(Data extracted from a collection)
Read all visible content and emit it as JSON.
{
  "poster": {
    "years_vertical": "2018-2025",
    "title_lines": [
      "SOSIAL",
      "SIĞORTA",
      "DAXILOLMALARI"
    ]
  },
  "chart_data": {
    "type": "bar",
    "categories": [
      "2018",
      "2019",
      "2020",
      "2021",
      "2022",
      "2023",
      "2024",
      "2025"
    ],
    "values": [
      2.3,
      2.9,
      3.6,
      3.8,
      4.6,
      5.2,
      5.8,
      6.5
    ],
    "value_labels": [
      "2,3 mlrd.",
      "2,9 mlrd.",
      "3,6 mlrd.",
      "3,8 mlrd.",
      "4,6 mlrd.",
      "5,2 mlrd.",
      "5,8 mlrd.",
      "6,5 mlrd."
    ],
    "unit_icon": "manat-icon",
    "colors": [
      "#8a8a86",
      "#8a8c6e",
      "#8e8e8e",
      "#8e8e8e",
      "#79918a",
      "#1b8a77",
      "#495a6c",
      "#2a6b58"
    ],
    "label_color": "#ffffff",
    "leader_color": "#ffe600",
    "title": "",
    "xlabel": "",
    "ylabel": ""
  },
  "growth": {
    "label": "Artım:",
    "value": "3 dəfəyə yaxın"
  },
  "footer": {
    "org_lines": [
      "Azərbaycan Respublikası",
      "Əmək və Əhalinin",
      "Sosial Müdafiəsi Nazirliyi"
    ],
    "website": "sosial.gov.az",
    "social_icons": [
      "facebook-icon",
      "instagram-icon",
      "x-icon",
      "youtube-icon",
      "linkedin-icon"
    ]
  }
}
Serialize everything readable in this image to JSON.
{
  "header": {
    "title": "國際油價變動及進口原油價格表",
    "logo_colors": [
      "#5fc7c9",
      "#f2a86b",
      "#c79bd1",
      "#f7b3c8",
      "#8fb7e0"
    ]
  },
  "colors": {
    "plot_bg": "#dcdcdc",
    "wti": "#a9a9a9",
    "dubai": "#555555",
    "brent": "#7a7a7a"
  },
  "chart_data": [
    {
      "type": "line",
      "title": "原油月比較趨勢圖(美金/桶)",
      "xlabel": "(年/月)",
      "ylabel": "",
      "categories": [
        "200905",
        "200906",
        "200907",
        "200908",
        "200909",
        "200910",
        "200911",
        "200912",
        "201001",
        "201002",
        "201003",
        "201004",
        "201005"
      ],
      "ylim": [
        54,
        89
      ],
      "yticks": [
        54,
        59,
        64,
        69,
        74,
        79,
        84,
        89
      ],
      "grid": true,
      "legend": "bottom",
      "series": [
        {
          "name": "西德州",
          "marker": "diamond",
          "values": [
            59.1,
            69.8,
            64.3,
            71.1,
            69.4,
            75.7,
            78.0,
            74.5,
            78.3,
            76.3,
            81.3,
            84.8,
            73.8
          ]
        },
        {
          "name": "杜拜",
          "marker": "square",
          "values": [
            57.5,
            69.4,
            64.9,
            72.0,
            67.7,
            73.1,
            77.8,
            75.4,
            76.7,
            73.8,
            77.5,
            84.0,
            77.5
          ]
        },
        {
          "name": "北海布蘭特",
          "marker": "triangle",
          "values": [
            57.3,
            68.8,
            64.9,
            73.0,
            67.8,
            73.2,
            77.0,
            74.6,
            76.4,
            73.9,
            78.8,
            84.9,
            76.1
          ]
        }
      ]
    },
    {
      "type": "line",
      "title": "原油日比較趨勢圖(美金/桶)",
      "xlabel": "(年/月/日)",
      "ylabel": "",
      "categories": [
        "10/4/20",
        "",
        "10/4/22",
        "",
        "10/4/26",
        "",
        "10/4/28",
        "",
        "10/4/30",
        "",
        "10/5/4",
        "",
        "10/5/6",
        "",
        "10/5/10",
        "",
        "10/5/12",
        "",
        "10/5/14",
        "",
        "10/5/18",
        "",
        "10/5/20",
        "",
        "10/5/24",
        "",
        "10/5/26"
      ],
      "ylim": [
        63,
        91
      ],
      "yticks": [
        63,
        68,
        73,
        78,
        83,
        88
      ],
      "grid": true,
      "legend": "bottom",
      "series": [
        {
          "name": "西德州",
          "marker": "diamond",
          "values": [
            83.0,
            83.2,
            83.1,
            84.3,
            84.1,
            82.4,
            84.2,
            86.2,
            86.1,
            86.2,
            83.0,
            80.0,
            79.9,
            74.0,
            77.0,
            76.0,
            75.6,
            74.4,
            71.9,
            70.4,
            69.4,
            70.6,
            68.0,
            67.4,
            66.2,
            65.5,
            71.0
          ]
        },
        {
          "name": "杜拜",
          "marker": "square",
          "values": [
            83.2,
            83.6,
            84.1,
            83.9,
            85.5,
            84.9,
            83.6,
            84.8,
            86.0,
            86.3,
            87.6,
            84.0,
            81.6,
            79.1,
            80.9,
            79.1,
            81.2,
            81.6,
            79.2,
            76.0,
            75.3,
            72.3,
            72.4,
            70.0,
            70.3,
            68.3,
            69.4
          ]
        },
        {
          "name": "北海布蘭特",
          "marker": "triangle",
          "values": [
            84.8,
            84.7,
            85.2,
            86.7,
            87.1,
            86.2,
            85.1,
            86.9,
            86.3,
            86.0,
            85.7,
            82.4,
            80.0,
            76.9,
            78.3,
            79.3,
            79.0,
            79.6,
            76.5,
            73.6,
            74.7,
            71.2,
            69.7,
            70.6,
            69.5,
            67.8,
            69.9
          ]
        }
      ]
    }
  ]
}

-- Problem description --
Repeat every line of the data, exactly and in full.

-- Task solution --
Read all visible content and emit it as JSON.
{
  "poster": {
    "years_vertical": "2018-2025",
    "title_lines": [
      "SOSIAL",
      "SIĞORTA",
      "DAXILOLMALARI"
    ]
  },
  "chart_data": {
    "type": "bar",
    "categories": [
      "2018",
      "2019",
      "2020",
      "2021",
      "2022",
      "2023",
      "2024",
      "2025"
    ],
    "values": [
      2.3,
      2.9,
      3.6,
      3.8,
      4.6,
      5.2,
      5.8,
      6.5
    ],
    "value_labels": [
      "2,3 mlrd.",
      "2,9 mlrd.",
      "3,6 mlrd.",
      "3,8 mlrd.",
      "4,6 mlrd.",
      "5,2 mlrd.",
      "5,8 mlrd.",
      "6,5 mlrd."
    ],
    "unit_icon": "manat-icon",
    "colors": [
      "#8a8a86",
      "#8a8c6e",
      "#8e8e8e",
      "#8e8e8e",
      "#79918a",
      "#1b8a77",
      "#495a6c",
      "#2a6b58"
    ],
    "label_color": "#ffffff",
    "leader_color": "#ffe600",
    "title": "",
    "xlabel": "",
    "ylabel": ""
  },
  "growth": {
    "label": "Artım:",
    "value": "3 dəfəyə yaxın"
  },
  "footer": {
    "org_lines": [
      "Azərbaycan Respublikası",
      "Əmək və Əhalinin",
      "Sosial Müdafiəsi Nazirliyi"
    ],
    "website": "sosial.gov.az",
    "social_icons": [
      "facebook-icon",
      "instagram-icon",
      "x-icon",
      "youtube-icon",
      "linkedin-icon"
    ]
  }
}
Serialize everything readable in this image to JSON.
{
  "header": {
    "title": "國際油價變動及進口原油價格表",
    "logo_colors": [
      "#5fc7c9",
      "#f2a86b",
      "#c79bd1",
      "#f7b3c8",
      "#8fb7e0"
    ]
  },
  "colors": {
    "plot_bg": "#dcdcdc",
    "wti": "#a9a9a9",
    "dubai": "#555555",
    "brent": "#7a7a7a"
  },
  "chart_data": [
    {
      "type": "line",
      "title": "原油月比較趨勢圖(美金/桶)",
      "xlabel": "(年/月)",
      "ylabel": "",
      "categories": [
        "200905",
        "200906",
        "200907",
        "200908",
        "200909",
        "200910",
        "200911",
        "200912",
        "201001",
        "201002",
        "201003",
        "201004",
        "201005"
      ],
      "ylim": [
        54,
        89
      ],
      "yticks": [
        54,
        59,
        64,
        69,
        74,
        79,
        84,
        89
      ],
      "grid": true,
      "legend": "bottom",
      "series": [
        {
          "name": "西德州",
          "marker": "diamond",
          "values": [
            59.1,
            69.8,
            64.3,
            71.1,
            69.4,
            75.7,
            78.0,
            74.5,
            78.3,
            76.3,
            81.3,
            84.8,
            73.8
          ]
        },
        {
          "name": "杜拜",
          "marker": "square",
          "values": [
            57.5,
            69.4,
            64.9,
            72.0,
            67.7,
            73.1,
            77.8,
            75.4,
            76.7,
            73.8,
            77.5,
            84.0,
            77.5
          ]
        },
        {
          "name": "北海布蘭特",
          "marker": "triangle",
          "values": [
            57.3,
            68.8,
            64.9,
            73.0,
            67.8,
            73.2,
            77.0,
            74.6,
            76.4,
            73.9,
            78.8,
            84.9,
            76.1
          ]
        }
      ]
    },
    {
      "type": "line",
      "title": "原油日比較趨勢圖(美金/桶)",
      "xlabel": "(年/月/日)",
      "ylabel": "",
      "categories": [
        "10/4/20",
        "",
        "10/4/22",
        "",
        "10/4/26",
        "",
        "10/4/28",
        "",
        "10/4/30",
        "",
        "10/5/4",
        "",
        "10/5/6",
        "",
        "10/5/10",
        "",
        "10/5/12",
        "",
        "10/5/14",
        "",
        "10/5/18",
        "",
        "10/5/20",
        "",
        "10/5/24",
        "",
        "10/5/26"
      ],
      "ylim": [
        63,
        91
      ],
      "yticks": [
        63,
        68,
        73,
        78,
        83,
        88
      ],
      "grid": true,
      "legend": "bottom",
      "series": [
        {
          "name": "西德州",
          "marker": "diamond",
          "values": [
            83.0,
            83.2,
            83.1,
            84.3,
            84.1,
            82.4,
            84.2,
            86.2,
            86.1,
            86.2,
            83.0,
            80.0,
            79.9,
            74.0,
            77.0,
            76.0,
            75.6,
            74.4,
            71.9,
            70.4,
            69.4,
            70.6,
            68.0,
            67.4,
            66.2,
            65.5,
            71.0
          ]
        },
        {
          "name": "杜拜",
          "marker": "square",
          "values": [
            83.2,
            83.6,
            84.1,
            83.9,
            85.5,
            84.9,
            83.6,
            84.8,
            86.0,
            86.3,
            87.6,
            84.0,
            81.6,
            79.1,
            80.9,
            79.1,
            81.2,
            81.6,
            79.2,
            76.0,
            75.3,
            72.3,
            72.4,
            70.0,
            70.3,
            68.3,
            69.4
          ]
        },
        {
          "name": "北海布蘭特",
          "marker": "triangle",
          "values": [
            84.8,
            84.7,
            85.2,
            86.7,
            87.1,
            86.2,
            85.1,
            86.9,
            86.3,
            86.0,
            85.7,
            82.4,
            80.0,
            76.9,
            78.3,
            79.3,
            79.0,
            79.6,
            76.5,
            73.6,
            74.7,
            71.2,
            69.7,
            70.6,
            69.5,
            67.8,
            69.9
          ]
        }
      ]
    }
  ]
}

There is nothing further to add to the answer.